Your task is to filter the data below down to the lines holding "keskeisenä".

(Records excerpted from a collection)
========================================================================

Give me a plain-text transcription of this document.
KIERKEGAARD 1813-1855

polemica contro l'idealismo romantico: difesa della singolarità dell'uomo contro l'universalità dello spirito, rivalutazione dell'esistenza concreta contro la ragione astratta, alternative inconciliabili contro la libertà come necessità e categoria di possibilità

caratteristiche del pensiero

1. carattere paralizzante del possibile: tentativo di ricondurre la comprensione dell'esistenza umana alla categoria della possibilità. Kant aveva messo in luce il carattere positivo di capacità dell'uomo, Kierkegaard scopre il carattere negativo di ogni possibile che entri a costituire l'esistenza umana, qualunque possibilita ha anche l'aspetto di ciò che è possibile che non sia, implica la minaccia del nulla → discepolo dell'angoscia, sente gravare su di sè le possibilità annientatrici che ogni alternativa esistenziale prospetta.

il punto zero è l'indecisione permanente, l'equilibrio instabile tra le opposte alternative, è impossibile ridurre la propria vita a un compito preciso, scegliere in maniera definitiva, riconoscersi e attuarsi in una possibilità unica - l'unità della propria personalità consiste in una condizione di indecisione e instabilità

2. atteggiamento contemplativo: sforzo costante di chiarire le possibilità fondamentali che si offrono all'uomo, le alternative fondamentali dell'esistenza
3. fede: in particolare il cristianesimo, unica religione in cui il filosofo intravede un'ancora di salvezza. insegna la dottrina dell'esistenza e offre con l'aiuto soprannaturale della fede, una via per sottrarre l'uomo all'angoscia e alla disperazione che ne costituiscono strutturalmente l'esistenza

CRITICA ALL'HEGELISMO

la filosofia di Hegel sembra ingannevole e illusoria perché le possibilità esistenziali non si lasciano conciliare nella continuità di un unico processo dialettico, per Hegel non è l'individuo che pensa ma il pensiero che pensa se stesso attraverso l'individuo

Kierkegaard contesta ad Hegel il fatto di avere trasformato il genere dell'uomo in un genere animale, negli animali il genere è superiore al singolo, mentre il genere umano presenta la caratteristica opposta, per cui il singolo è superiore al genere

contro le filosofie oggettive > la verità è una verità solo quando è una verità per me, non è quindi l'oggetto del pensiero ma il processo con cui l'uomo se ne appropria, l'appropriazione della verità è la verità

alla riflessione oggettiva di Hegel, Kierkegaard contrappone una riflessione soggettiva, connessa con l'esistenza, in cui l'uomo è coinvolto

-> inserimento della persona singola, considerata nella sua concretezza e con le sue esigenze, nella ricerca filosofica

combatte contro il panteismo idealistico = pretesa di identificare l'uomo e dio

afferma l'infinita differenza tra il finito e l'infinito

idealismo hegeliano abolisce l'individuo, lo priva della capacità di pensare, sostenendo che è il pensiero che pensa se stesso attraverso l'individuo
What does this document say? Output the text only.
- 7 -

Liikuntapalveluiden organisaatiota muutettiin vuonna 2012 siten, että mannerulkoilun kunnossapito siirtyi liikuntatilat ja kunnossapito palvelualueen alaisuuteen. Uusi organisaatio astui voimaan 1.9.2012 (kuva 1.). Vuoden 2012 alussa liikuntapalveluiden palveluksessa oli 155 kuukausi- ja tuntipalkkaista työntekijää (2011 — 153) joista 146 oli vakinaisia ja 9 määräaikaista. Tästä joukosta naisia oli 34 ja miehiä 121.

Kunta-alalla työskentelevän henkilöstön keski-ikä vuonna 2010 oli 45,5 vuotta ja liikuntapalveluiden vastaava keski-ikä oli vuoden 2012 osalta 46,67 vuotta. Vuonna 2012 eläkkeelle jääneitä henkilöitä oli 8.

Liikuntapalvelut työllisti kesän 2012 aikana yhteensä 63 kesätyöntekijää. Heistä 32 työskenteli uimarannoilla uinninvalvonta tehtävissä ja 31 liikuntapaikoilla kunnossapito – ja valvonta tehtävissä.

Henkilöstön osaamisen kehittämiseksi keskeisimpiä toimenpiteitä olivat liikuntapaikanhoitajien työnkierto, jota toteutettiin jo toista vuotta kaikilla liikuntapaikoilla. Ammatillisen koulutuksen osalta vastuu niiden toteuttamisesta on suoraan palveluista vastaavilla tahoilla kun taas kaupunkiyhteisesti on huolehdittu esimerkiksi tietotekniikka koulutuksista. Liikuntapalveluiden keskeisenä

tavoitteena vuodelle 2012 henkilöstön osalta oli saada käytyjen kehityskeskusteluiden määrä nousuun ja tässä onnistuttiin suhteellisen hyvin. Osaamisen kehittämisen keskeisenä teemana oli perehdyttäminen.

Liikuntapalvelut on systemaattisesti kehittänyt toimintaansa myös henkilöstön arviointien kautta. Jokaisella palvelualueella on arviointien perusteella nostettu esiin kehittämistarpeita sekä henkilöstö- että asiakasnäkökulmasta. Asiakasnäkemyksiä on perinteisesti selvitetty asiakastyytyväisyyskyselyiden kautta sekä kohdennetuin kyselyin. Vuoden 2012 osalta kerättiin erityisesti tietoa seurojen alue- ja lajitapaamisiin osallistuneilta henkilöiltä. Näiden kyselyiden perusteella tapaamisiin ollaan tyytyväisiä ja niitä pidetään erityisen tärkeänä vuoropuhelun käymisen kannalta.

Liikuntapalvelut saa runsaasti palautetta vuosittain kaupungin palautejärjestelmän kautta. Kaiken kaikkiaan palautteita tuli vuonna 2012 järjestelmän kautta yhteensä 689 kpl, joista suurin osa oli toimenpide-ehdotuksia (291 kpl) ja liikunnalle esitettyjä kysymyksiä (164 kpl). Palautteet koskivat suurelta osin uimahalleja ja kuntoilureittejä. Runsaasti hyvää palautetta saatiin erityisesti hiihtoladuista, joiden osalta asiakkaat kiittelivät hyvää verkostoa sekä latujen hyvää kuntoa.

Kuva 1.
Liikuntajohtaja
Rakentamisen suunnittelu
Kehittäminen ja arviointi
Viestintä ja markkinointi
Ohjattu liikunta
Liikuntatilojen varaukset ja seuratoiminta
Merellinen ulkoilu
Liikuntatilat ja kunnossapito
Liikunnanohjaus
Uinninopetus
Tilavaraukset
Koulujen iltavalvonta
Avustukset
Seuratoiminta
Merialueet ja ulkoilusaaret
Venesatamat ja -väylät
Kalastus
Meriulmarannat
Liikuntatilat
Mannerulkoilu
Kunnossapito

========================================================================

§ ANSWER FOR THE TASK
Henkilöstön osaamisen kehittämiseksi keskeisimpiä toimenpiteitä olivat liikuntapaikanhoitajien työnkierto, jota toteutettiin jo toista vuotta kaikilla liikuntapaikoilla. Ammatillisen koulutuksen osalta vastuu niiden toteuttamisesta on suoraan palveluista vastaavilla tahoilla kun taas kaupunkiyhteisesti on huolehdittu esimerkiksi tietotekniikka koulutuksista. Liikuntapalveluiden keskeisenä
tavoitteena vuodelle 2012 henkilöstön osalta oli saada käytyjen kehityskeskusteluiden määrä nousuun ja tässä onnistuttiin suhteellisen hyvin. Osaamisen kehittämisen keskeisenä teemana oli perehdyttäminen.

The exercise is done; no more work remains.